Show each line from the listing that includes the word "소정근로시간".

==============================

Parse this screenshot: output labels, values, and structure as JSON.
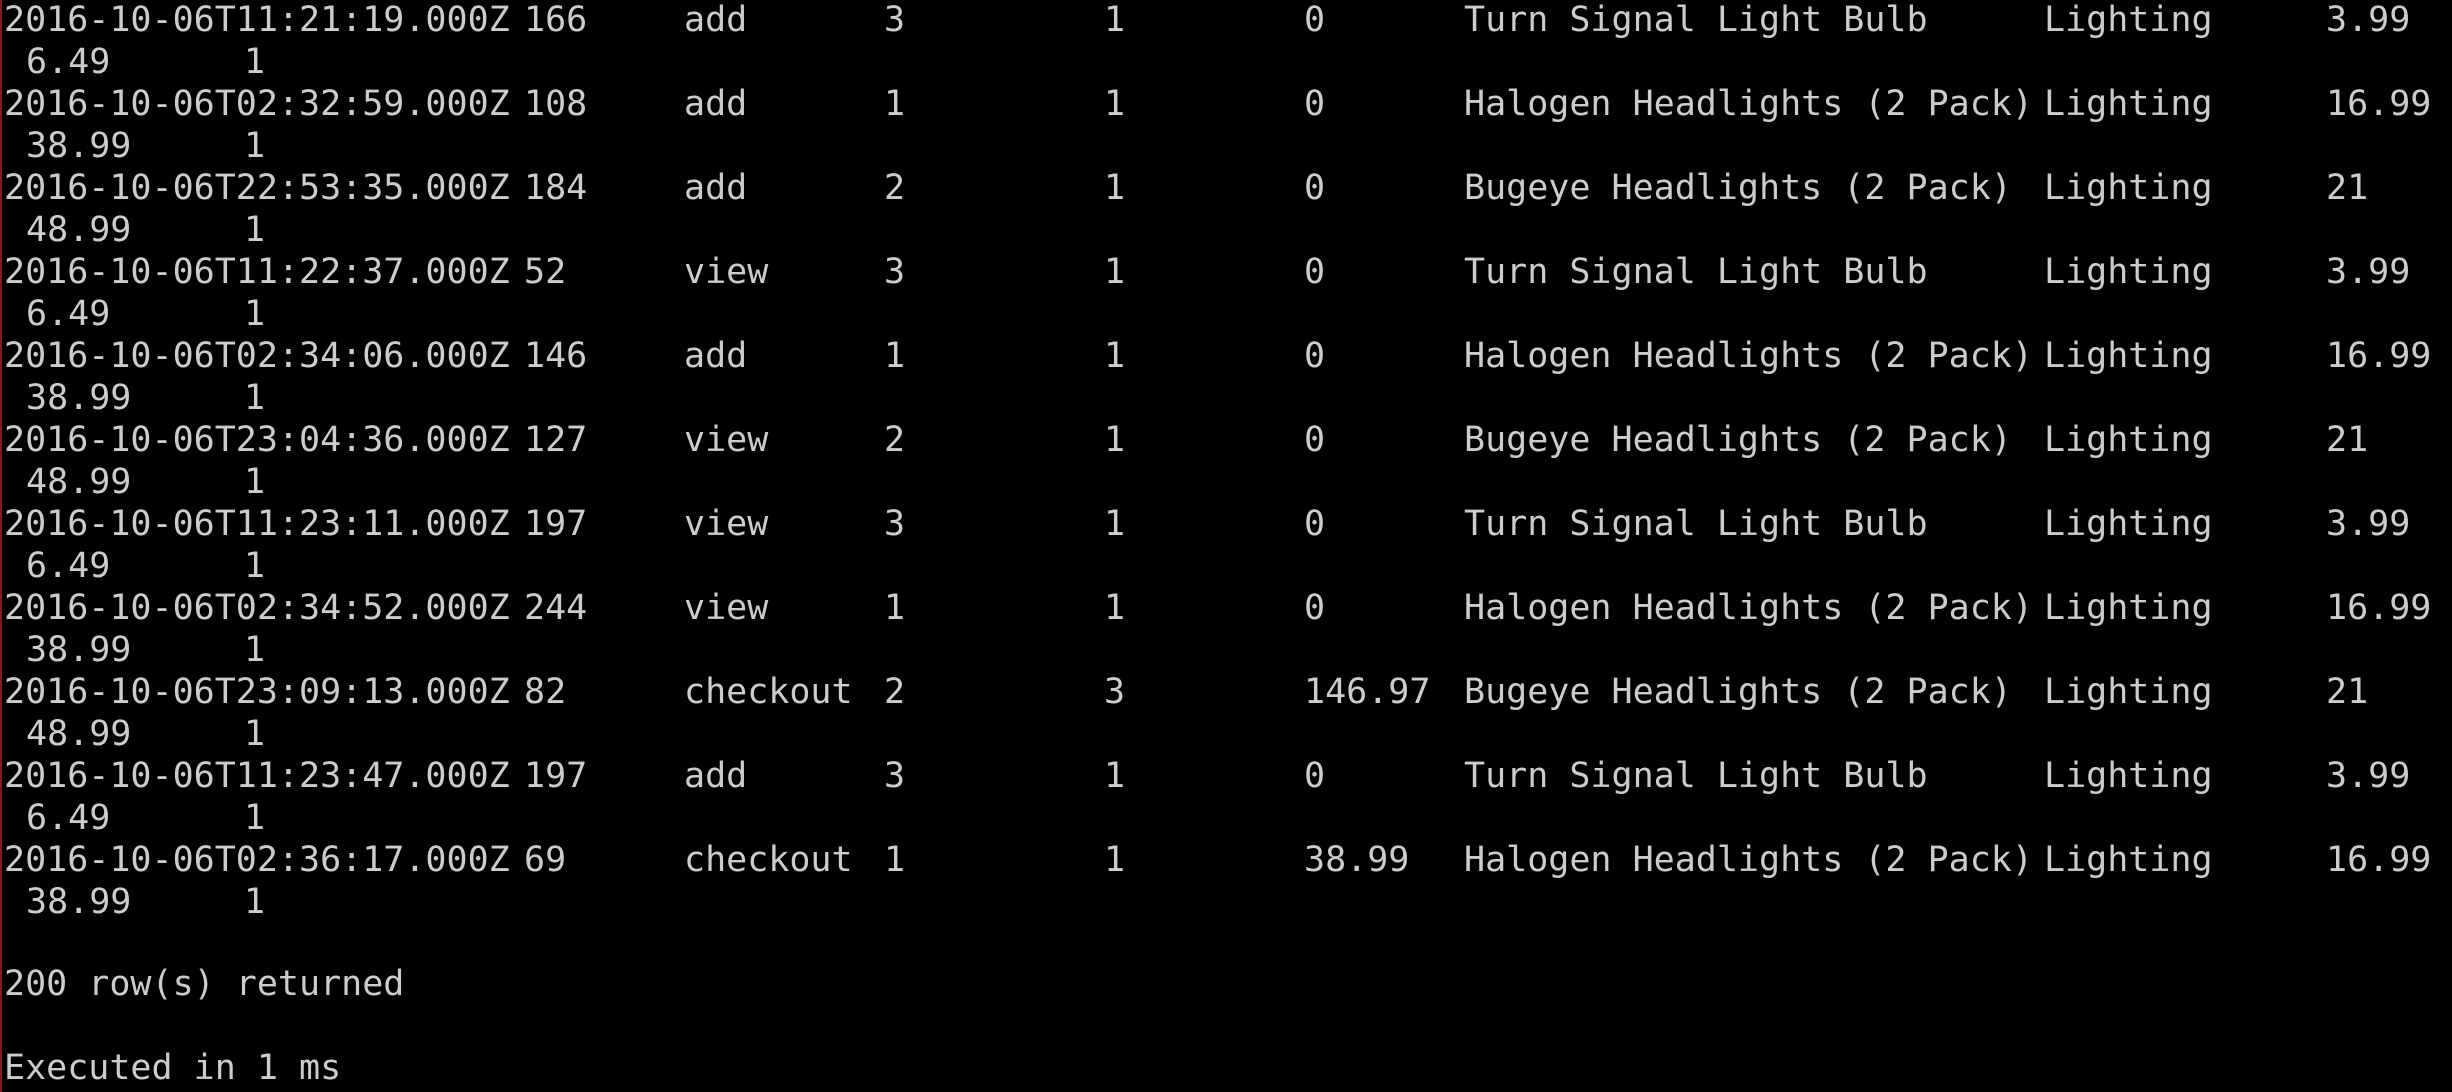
{
  "rows": [
    {
      "timestamp": "2016-10-06T11:21:19.000Z",
      "user_id": "166",
      "action": "add",
      "product_id": "3",
      "quantity": "1",
      "total": "0",
      "name": "Turn Signal Light Bulb",
      "category": "Lighting",
      "cost": "3.99",
      "price": "6.49",
      "flag": "1"
    },
    {
      "timestamp": "2016-10-06T02:32:59.000Z",
      "user_id": "108",
      "action": "add",
      "product_id": "1",
      "quantity": "1",
      "total": "0",
      "name": "Halogen Headlights (2 Pack)",
      "category": "Lighting",
      "cost": "16.99",
      "price": "38.99",
      "flag": "1"
    },
    {
      "timestamp": "2016-10-06T22:53:35.000Z",
      "user_id": "184",
      "action": "add",
      "product_id": "2",
      "quantity": "1",
      "total": "0",
      "name": "Bugeye Headlights (2 Pack)",
      "category": "Lighting",
      "cost": "21",
      "price": "48.99",
      "flag": "1"
    },
    {
      "timestamp": "2016-10-06T11:22:37.000Z",
      "user_id": "52",
      "action": "view",
      "product_id": "3",
      "quantity": "1",
      "total": "0",
      "name": "Turn Signal Light Bulb",
      "category": "Lighting",
      "cost": "3.99",
      "price": "6.49",
      "flag": "1"
    },
    {
      "timestamp": "2016-10-06T02:34:06.000Z",
      "user_id": "146",
      "action": "add",
      "product_id": "1",
      "quantity": "1",
      "total": "0",
      "name": "Halogen Headlights (2 Pack)",
      "category": "Lighting",
      "cost": "16.99",
      "price": "38.99",
      "flag": "1"
    },
    {
      "timestamp": "2016-10-06T23:04:36.000Z",
      "user_id": "127",
      "action": "view",
      "product_id": "2",
      "quantity": "1",
      "total": "0",
      "name": "Bugeye Headlights (2 Pack)",
      "category": "Lighting",
      "cost": "21",
      "price": "48.99",
      "flag": "1"
    },
    {
      "timestamp": "2016-10-06T11:23:11.000Z",
      "user_id": "197",
      "action": "view",
      "product_id": "3",
      "quantity": "1",
      "total": "0",
      "name": "Turn Signal Light Bulb",
      "category": "Lighting",
      "cost": "3.99",
      "price": "6.49",
      "flag": "1"
    },
    {
      "timestamp": "2016-10-06T02:34:52.000Z",
      "user_id": "244",
      "action": "view",
      "product_id": "1",
      "quantity": "1",
      "total": "0",
      "name": "Halogen Headlights (2 Pack)",
      "category": "Lighting",
      "cost": "16.99",
      "price": "38.99",
      "flag": "1"
    },
    {
      "timestamp": "2016-10-06T23:09:13.000Z",
      "user_id": "82",
      "action": "checkout",
      "product_id": "2",
      "quantity": "3",
      "total": "146.97",
      "name": "Bugeye Headlights (2 Pack)",
      "category": "Lighting",
      "cost": "21",
      "price": "48.99",
      "flag": "1"
    },
    {
      "timestamp": "2016-10-06T11:23:47.000Z",
      "user_id": "197",
      "action": "add",
      "product_id": "3",
      "quantity": "1",
      "total": "0",
      "name": "Turn Signal Light Bulb",
      "category": "Lighting",
      "cost": "3.99",
      "price": "6.49",
      "flag": "1"
    },
    {
      "timestamp": "2016-10-06T02:36:17.000Z",
      "user_id": "69",
      "action": "checkout",
      "product_id": "1",
      "quantity": "1",
      "total": "38.99",
      "name": "Halogen Headlights (2 Pack)",
      "category": "Lighting",
      "cost": "16.99",
      "price": "38.99",
      "flag": "1"
    }
  ],
  "footer": {
    "rows_returned": "200 row(s) returned",
    "executed": "Executed in 1 ms"
  },
  "colors": {
    "background": "#000000",
    "text": "#cccccc",
    "window_border": "#7a1f1f"
  }
}
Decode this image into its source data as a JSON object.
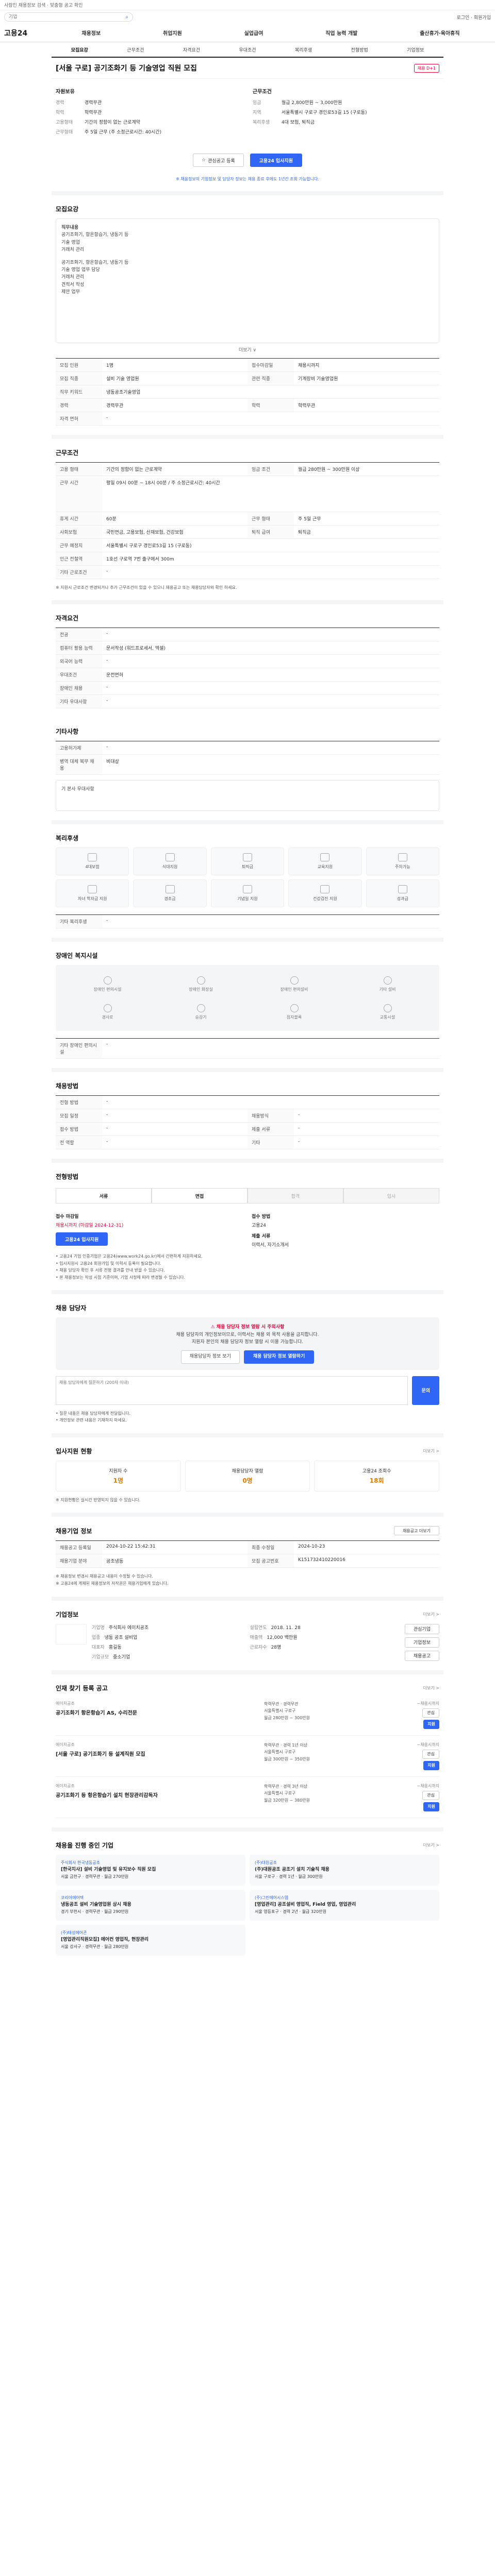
{
  "topbar": {
    "text": "사람인 채용정보 검색 · 맞춤형 공고 확인"
  },
  "search": {
    "placeholder": "기업"
  },
  "header": {
    "right": "로그인 · 회원가입"
  },
  "gnb": {
    "logo": "고용24",
    "menus": [
      "채용정보",
      "취업지원",
      "실업급여",
      "직업 능력 개발",
      "출산휴가·육아휴직"
    ]
  },
  "tabs": [
    "모집요강",
    "근무조건",
    "자격요건",
    "우대조건",
    "복리후생",
    "전형방법",
    "기업정보"
  ],
  "job": {
    "title": "[서울 구로] 공기조화기 등 기술영업 직원 모집",
    "badge": "채용 D+1",
    "left_title": "자원보유",
    "left_kv": [
      {
        "k": "경력",
        "v": "경력무관"
      },
      {
        "k": "학력",
        "v": "학력무관"
      },
      {
        "k": "고용형태",
        "v": "기간의 정함이 없는 근로계약"
      },
      {
        "k": "근무형태",
        "v": "주 5일 근무 (주 소정근로시간: 40시간)"
      }
    ],
    "right_title": "근무조건",
    "right_kv": [
      {
        "k": "임금",
        "v": "월급 2,800만원 ~ 3,000만원"
      },
      {
        "k": "지역",
        "v": "서울특별시 구로구 경인로53길 15 (구로동)"
      },
      {
        "k": "복리후생",
        "v": "4대 보험, 퇴직금"
      }
    ],
    "scrap_label": "관심공고 등록",
    "apply_label": "고용24 입사지원",
    "notice": "※ 채용정보의 기업정보 및 담당자 정보는 채용 종료 후에도 1년간 조회 가능합니다."
  },
  "recruit": {
    "title": "모집요강",
    "box_lines": [
      "직무내용",
      "공기조화기, 항온항습기, 냉동기 등",
      "기술 영업",
      "거래처 관리",
      "",
      "공기조화기, 항온항습기, 냉동기 등",
      "기술 영업 업무 담당",
      "거래처 관리",
      "견적서 작성",
      "제안 업무"
    ],
    "more": "더보기 ∨",
    "rows": [
      {
        "th": "모집 인원",
        "td": "1명",
        "th2": "접수마감일",
        "td2": "채용시까지"
      },
      {
        "th": "모집 직종",
        "td": "설비 기술 영업원",
        "th2": "관련 직종",
        "td2": "기계장비 기술영업원"
      },
      {
        "th": "직무 키워드",
        "td": "냉동공조기술영업"
      },
      {
        "th": "경력",
        "td": "경력무관",
        "th2": "학력",
        "td2": "학력무관"
      },
      {
        "th": "자격 면허",
        "td": "-"
      }
    ]
  },
  "conditions": {
    "title": "근무조건",
    "rows": [
      {
        "th": "고용 형태",
        "td": "기간의 정함이 없는 근로계약",
        "th2": "임금 조건",
        "td2": "월급 280만원 ~ 300만원 이상"
      },
      {
        "th": "근무 시간",
        "td": "평일 09시 00분 ~ 18시 00분 / 주 소정근로시간: 40시간"
      },
      {
        "th": "휴게 시간",
        "td": "60분",
        "th2": "근무 형태",
        "td2": "주 5일 근무"
      },
      {
        "th": "사회보험",
        "td": "국민연금, 고용보험, 산재보험, 건강보험",
        "th2": "퇴직 급여",
        "td2": "퇴직금"
      },
      {
        "th": "근무 예정지",
        "td": "서울특별시 구로구 경인로53길 15 (구로동)"
      },
      {
        "th": "인근 전철역",
        "td": "1호선 구로역 7번 출구에서 300m"
      },
      {
        "th": "기타 근로조건",
        "td": "-"
      }
    ],
    "notice": "※ 지원시 근로조건 변경되거나 추가 근무조건이 있을 수 있으니 채용공고 또는 채용담당자와 확인 하세요."
  },
  "qualification": {
    "title": "자격요건",
    "rows": [
      {
        "th": "전공",
        "td": "-"
      },
      {
        "th": "컴퓨터 활용 능력",
        "td": "문서작성 (워드프로세서, 엑셀)"
      },
      {
        "th": "외국어 능력",
        "td": "-"
      },
      {
        "th": "우대조건",
        "td": "운전면허"
      },
      {
        "th": "장애인 채용",
        "td": "-"
      },
      {
        "th": "기타 우대사항",
        "td": "-"
      }
    ]
  },
  "preference": {
    "title": "기타사항",
    "rows": [
      {
        "th": "고용허가제",
        "td": "-"
      },
      {
        "th": "병역 대체 복무 채용",
        "td": "비대상"
      }
    ],
    "more_title": "기 본사 우대사항"
  },
  "welfare": {
    "title": "복리후생",
    "items": [
      "4대보험",
      "식대지원",
      "퇴직금",
      "교육지원",
      "주차가능",
      "자녀 학자금 지원",
      "경조금",
      "기념일 지원",
      "건강검진 지원",
      "성과급"
    ],
    "extra_label": "기타 복리후생",
    "extra_value": "-"
  },
  "disability": {
    "title": "장애인 복지시설",
    "items": [
      "장애인 편의시설",
      "장애인 화장실",
      "장애인 편의설비",
      "기타 설비",
      "경사로",
      "승강기",
      "점자블록",
      "교통시설"
    ],
    "extra_label": "기타 장애인 편의시설",
    "extra_value": "-"
  },
  "screening": {
    "title": "채용방법",
    "rows": [
      {
        "th": "전형 방법",
        "td": "-"
      },
      {
        "th": "모집 일정",
        "td": "-",
        "th2": "채용방식",
        "td2": "-"
      },
      {
        "th": "접수 방법",
        "td": "-",
        "th2": "제출 서류",
        "td2": "-"
      },
      {
        "th": "전 역할",
        "td": "-",
        "th2": "기타",
        "td2": "-"
      }
    ]
  },
  "process": {
    "title": "전형방법",
    "steps": [
      "서류",
      "면접",
      "합격",
      "입사"
    ],
    "apply_label": "접수 마감일",
    "apply_value": "채용시까지 (마감일 2024-12-31)",
    "apply_button": "고용24 입사지원",
    "doc_label": "접수 방법",
    "doc_value": "고용24",
    "submit_label": "제출 서류",
    "submit_value": "이력서, 자기소개서",
    "bullets": [
      "• 고용24 기업 인증기업은 고용24(www.work24.go.kr)에서 간편하게 지원하세요.",
      "• 입사지원시 고용24 회원가입 및 이력서 등록이 필요합니다.",
      "• 채용 담당자 확인 후 서류 전형 결과를 안내 받을 수 있습니다.",
      "• 본 채용정보는 작성 시점 기준이며, 기업 사정에 따라 변경될 수 있습니다."
    ]
  },
  "contact": {
    "title": "채용 담당자",
    "warn_title": "채용 담당자 정보 열람 시 주의사항",
    "warn_lines": [
      "채용 담당자의 개인정보이므로, 이력서는 채용 외 목적 사용을 금지합니다.",
      "지원자 본인의 채용 담당자 정보 열람 시 이용 가능합니다."
    ],
    "btn1": "채용담당자 정보 보기",
    "btn2": "채용 담당자 정보 열람하기",
    "qa_placeholder": "채용 담당자에게 질문하기 (200자 이내)",
    "qa_button": "문의",
    "bullets": [
      "• 질문 내용은 채용 담당자에게 전달됩니다.",
      "• 개인정보 관련 내용은 기재하지 마세요."
    ]
  },
  "status": {
    "title": "입사지원 현황",
    "more": "더보기 >",
    "items": [
      {
        "label": "지원자 수",
        "num": "1명"
      },
      {
        "label": "채용담당자 열람",
        "num": "0명"
      },
      {
        "label": "고용24 조회수",
        "num": "18회"
      }
    ],
    "notice": "※ 지원현황은 실시간 반영되지 않을 수 있습니다."
  },
  "posting": {
    "title": "채용기업 정보",
    "more": "채용공고 더보기",
    "rows": [
      {
        "th": "채용공고 등록일",
        "td": "2024-10-22 15:42:31",
        "th2": "최종 수정일",
        "td2": "2024-10-23"
      },
      {
        "th": "채용기업 분야",
        "td": "공조냉동",
        "th2": "모집 공고번호",
        "td2": "K151732410220016"
      }
    ],
    "bullets": [
      "※ 채용정보 변경시 채용공고 내용이 수정될 수 있습니다.",
      "※ 고용24에 게재된 채용정보의 저작권은 채용기업에게 있습니다."
    ]
  },
  "company": {
    "title": "기업정보",
    "more": "더보기 >",
    "fields": [
      {
        "k": "기업명",
        "v": "주식회사 에이치공조"
      },
      {
        "k": "설립연도",
        "v": "2018. 11. 28"
      },
      {
        "k": "업종",
        "v": "냉동 공조 설비업"
      },
      {
        "k": "매출액",
        "v": "12,000 백만원"
      },
      {
        "k": "대표자",
        "v": "홍길동"
      },
      {
        "k": "근로자수",
        "v": "28명"
      },
      {
        "k": "기업규모",
        "v": "중소기업"
      }
    ],
    "btns": [
      "관심기업",
      "기업정보",
      "채용공고"
    ]
  },
  "related": {
    "title": "인재 찾기 등록 공고",
    "more": "더보기 >",
    "items": [
      {
        "co": "에이치공조",
        "title": "공기조화기 항온항습기 AS, 수리전문",
        "meta": [
          "학력무관 · 경력무관",
          "서울특별시 구로구",
          "월급 280만원 ~ 300만원"
        ],
        "date": "~채용시까지"
      },
      {
        "co": "에이치공조",
        "title": "[서울 구로] 공기조화기 등 설계직원 모집",
        "meta": [
          "학력무관 · 경력 1년 이상",
          "서울특별시 구로구",
          "월급 300만원 ~ 350만원"
        ],
        "date": "~채용시까지"
      },
      {
        "co": "에이치공조",
        "title": "공기조화기 등 항온항습기 설치 현장관리감독자",
        "meta": [
          "학력무관 · 경력 3년 이상",
          "서울특별시 구로구",
          "월급 320만원 ~ 380만원"
        ],
        "date": "~채용시까지"
      }
    ],
    "btn_save": "관심",
    "btn_apply": "지원"
  },
  "similar": {
    "title": "채용을 진행 중인 기업",
    "more": "더보기 >",
    "items": [
      {
        "co": "주식회사 한국냉동공조",
        "title": "[한국지사] 설비 기술영업 및 유지보수 직원 모집",
        "meta": "서울 금천구 · 경력무관 · 월급 270만원"
      },
      {
        "co": "(주)대원공조",
        "title": "(주)대원공조 공조기 설치 기술직 채용",
        "meta": "서울 구로구 · 경력 1년 · 월급 300만원"
      },
      {
        "co": "코리아에어텍",
        "title": "냉동공조 설비 기술영업원 상시 채용",
        "meta": "경기 부천시 · 경력무관 · 월급 290만원"
      },
      {
        "co": "(주)그린에어시스템",
        "title": "[영업관리] 공조설비 영업직, Field 영업, 영업관리",
        "meta": "서울 영등포구 · 경력 2년 · 월급 320만원"
      },
      {
        "co": "(주)태성에어콘",
        "title": "[영업관리직원모집] 에어컨 영업직, 현장관리",
        "meta": "서울 강서구 · 경력무관 · 월급 280만원"
      }
    ]
  }
}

==============================

COMPLETE OUTPUT:
        "v": "주 5일 근무 (주 소정근로시간: 40시간)"
        "td": "평일 09시 00분 ~ 18시 00분 / 주 소정근로시간: 40시간"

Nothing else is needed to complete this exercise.